- GIVEN REQUEST: Answer with one number: the count of lines in this material that hold the word "Explorer".

start

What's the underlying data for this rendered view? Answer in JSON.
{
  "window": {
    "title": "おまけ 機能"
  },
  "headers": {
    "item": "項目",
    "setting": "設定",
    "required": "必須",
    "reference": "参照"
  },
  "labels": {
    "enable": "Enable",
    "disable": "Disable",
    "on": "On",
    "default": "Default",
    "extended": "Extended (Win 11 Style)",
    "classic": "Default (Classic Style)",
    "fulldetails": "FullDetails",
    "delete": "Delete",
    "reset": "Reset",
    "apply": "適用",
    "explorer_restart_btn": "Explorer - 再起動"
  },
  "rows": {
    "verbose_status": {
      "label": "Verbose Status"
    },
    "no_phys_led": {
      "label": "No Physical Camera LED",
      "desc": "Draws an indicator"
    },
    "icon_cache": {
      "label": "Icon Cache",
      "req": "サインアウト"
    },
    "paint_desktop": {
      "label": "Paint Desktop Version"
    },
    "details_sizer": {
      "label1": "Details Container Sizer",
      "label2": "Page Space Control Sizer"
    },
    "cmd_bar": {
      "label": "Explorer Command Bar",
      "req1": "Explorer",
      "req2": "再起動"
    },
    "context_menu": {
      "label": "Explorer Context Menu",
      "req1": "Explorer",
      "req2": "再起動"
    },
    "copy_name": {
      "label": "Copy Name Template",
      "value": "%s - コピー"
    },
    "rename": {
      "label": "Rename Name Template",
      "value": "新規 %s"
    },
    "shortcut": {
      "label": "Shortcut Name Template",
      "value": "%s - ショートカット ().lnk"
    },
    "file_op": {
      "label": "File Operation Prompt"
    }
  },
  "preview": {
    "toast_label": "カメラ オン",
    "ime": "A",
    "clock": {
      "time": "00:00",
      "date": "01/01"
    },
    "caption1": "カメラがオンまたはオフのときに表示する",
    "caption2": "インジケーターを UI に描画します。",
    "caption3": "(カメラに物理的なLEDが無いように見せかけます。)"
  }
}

end

- OUTPUT FOR THIS EXERCISE: 5